The exercise: Say the number of lines containing the string "name", and say nothing else.

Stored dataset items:
........

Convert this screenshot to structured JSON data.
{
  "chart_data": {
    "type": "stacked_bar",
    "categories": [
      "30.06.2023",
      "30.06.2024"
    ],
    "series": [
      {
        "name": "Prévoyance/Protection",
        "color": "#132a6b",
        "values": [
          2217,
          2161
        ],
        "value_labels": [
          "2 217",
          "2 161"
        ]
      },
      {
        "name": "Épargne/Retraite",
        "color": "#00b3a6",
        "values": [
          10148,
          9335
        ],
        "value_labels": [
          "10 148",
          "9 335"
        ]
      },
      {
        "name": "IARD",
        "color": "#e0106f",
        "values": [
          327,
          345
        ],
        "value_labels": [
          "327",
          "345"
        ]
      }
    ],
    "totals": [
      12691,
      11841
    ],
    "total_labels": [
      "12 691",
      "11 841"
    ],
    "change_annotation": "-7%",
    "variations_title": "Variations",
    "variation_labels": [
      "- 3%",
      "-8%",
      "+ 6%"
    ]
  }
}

........

Output for this task: 3